Dataset entries

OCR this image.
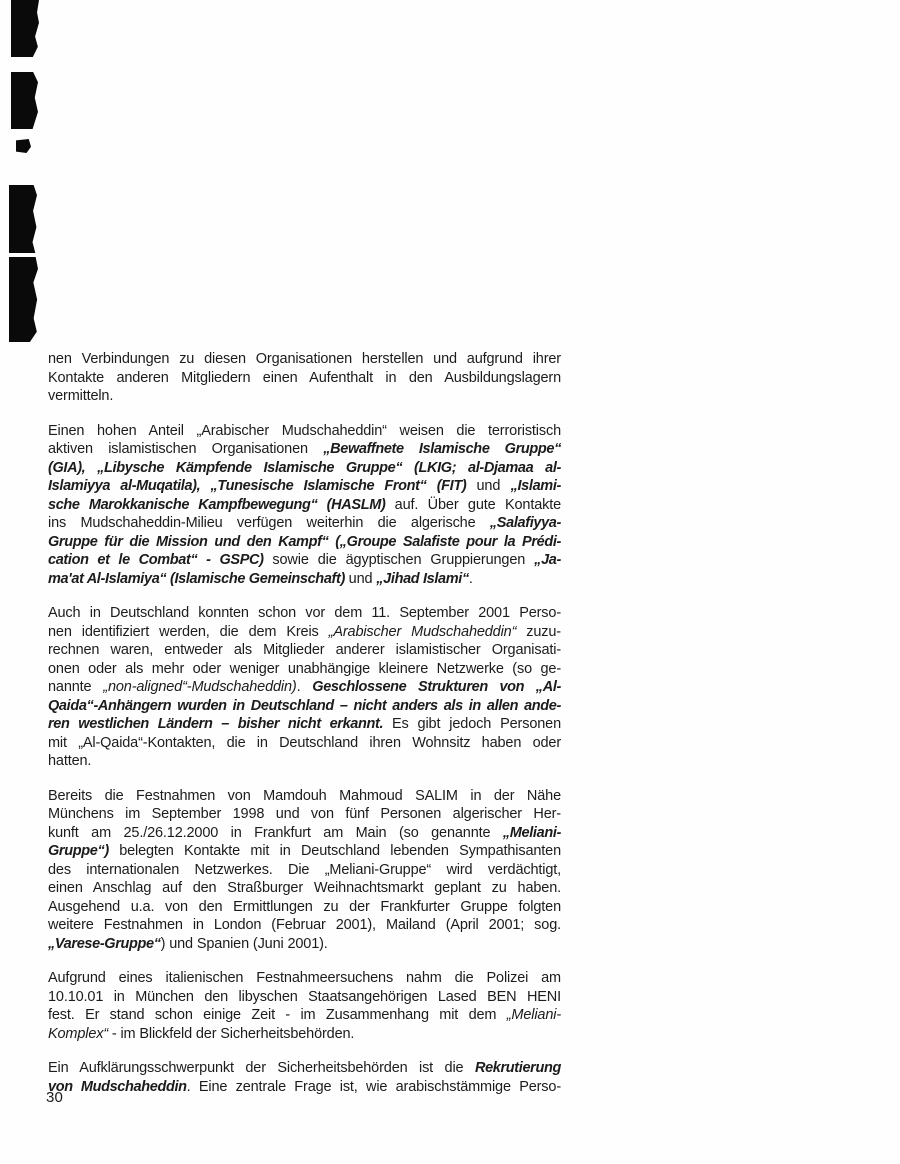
nen Verbindungen zu diesen Organisationen herstellen und aufgrund ihrer
Kontakte anderen Mitgliedern einen Aufenthalt in den Ausbildungslagern
vermitteln.
Einen hohen Anteil „Arabischer Mudschaheddin“ weisen die terroristisch
aktiven islamistischen Organisationen „Bewaffnete Islamische Gruppe“
(GIA), „Libysche Kämpfende Islamische Gruppe“ (LKIG; al-Djamaa al-
Islamiyya al-Muqatila), „Tunesische Islamische Front“ (FIT) und „Islami-
sche Marokkanische Kampfbewegung“ (HASLM) auf. Über gute Kontakte
ins Mudschaheddin-Milieu verfügen weiterhin die algerische „Salafiyya-
Gruppe für die Mission und den Kampf“ („Groupe Salafiste pour la Prédi-
cation et le Combat“ - GSPC) sowie die ägyptischen Gruppierungen „Ja-
ma'at Al-Islamiya“ (Islamische Gemeinschaft) und „Jihad Islami“.
Auch in Deutschland konnten schon vor dem 11. September 2001 Perso-
nen identifiziert werden, die dem Kreis „Arabischer Mudschaheddin“ zuzu-
rechnen waren, entweder als Mitglieder anderer islamistischer Organisati-
onen oder als mehr oder weniger unabhängige kleinere Netzwerke (so ge-
nannte „non-aligned“-Mudschaheddin). Geschlossene Strukturen von „Al-
Qaida“-Anhängern wurden in Deutschland – nicht anders als in allen ande-
ren westlichen Ländern – bisher nicht erkannt. Es gibt jedoch Personen
mit „Al-Qaida“-Kontakten, die in Deutschland ihren Wohnsitz haben oder
hatten.
Bereits die Festnahmen von Mamdouh Mahmoud SALIM in der Nähe
Münchens im September 1998 und von fünf Personen algerischer Her-
kunft am 25./26.12.2000 in Frankfurt am Main (so genannte „Meliani-
Gruppe“) belegten Kontakte mit in Deutschland lebenden Sympathisanten
des internationalen Netzwerkes. Die „Meliani-Gruppe“ wird verdächtigt,
einen Anschlag auf den Straßburger Weihnachtsmarkt geplant zu haben.
Ausgehend u.a. von den Ermittlungen zu der Frankfurter Gruppe folgten
weitere Festnahmen in London (Februar 2001), Mailand (April 2001; sog.
„Varese-Gruppe“) und Spanien (Juni 2001).
Aufgrund eines italienischen Festnahmeersuchens nahm die Polizei am
10.10.01 in München den libyschen Staatsangehörigen Lased BEN HENI
fest. Er stand schon einige Zeit - im Zusammenhang mit dem „Meliani-
Komplex“ - im Blickfeld der Sicherheitsbehörden.
Ein Aufklärungsschwerpunkt der Sicherheitsbehörden ist die Rekrutierung
von Mudschaheddin. Eine zentrale Frage ist, wie arabischstämmige Perso-
30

What this task involves:
Leave out the pictures and restate everything else word for word.

Expected output:
OCR this image.
nen Verbindungen zu diesen Organisationen herstellen und aufgrund ihrer
Kontakte anderen Mitgliedern einen Aufenthalt in den Ausbildungslagern
vermitteln.
Einen hohen Anteil „Arabischer Mudschaheddin“ weisen die terroristisch
aktiven islamistischen Organisationen „Bewaffnete Islamische Gruppe“
(GIA), „Libysche Kämpfende Islamische Gruppe“ (LKIG; al-Djamaa al-
Islamiyya al-Muqatila), „Tunesische Islamische Front“ (FIT) und „Islami-
sche Marokkanische Kampfbewegung“ (HASLM) auf. Über gute Kontakte
ins Mudschaheddin-Milieu verfügen weiterhin die algerische „Salafiyya-
Gruppe für die Mission und den Kampf“ („Groupe Salafiste pour la Prédi-
cation et le Combat“ - GSPC) sowie die ägyptischen Gruppierungen „Ja-
ma'at Al-Islamiya“ (Islamische Gemeinschaft) und „Jihad Islami“.
Auch in Deutschland konnten schon vor dem 11. September 2001 Perso-
nen identifiziert werden, die dem Kreis „Arabischer Mudschaheddin“ zuzu-
rechnen waren, entweder als Mitglieder anderer islamistischer Organisati-
onen oder als mehr oder weniger unabhängige kleinere Netzwerke (so ge-
nannte „non-aligned“-Mudschaheddin). Geschlossene Strukturen von „Al-
Qaida“-Anhängern wurden in Deutschland – nicht anders als in allen ande-
ren westlichen Ländern – bisher nicht erkannt. Es gibt jedoch Personen
mit „Al-Qaida“-Kontakten, die in Deutschland ihren Wohnsitz haben oder
hatten.
Bereits die Festnahmen von Mamdouh Mahmoud SALIM in der Nähe
Münchens im September 1998 und von fünf Personen algerischer Her-
kunft am 25./26.12.2000 in Frankfurt am Main (so genannte „Meliani-
Gruppe“) belegten Kontakte mit in Deutschland lebenden Sympathisanten
des internationalen Netzwerkes. Die „Meliani-Gruppe“ wird verdächtigt,
einen Anschlag auf den Straßburger Weihnachtsmarkt geplant zu haben.
Ausgehend u.a. von den Ermittlungen zu der Frankfurter Gruppe folgten
weitere Festnahmen in London (Februar 2001), Mailand (April 2001; sog.
„Varese-Gruppe“) und Spanien (Juni 2001).
Aufgrund eines italienischen Festnahmeersuchens nahm die Polizei am
10.10.01 in München den libyschen Staatsangehörigen Lased BEN HENI
fest. Er stand schon einige Zeit - im Zusammenhang mit dem „Meliani-
Komplex“ - im Blickfeld der Sicherheitsbehörden.
Ein Aufklärungsschwerpunkt der Sicherheitsbehörden ist die Rekrutierung
von Mudschaheddin. Eine zentrale Frage ist, wie arabischstämmige Perso-
30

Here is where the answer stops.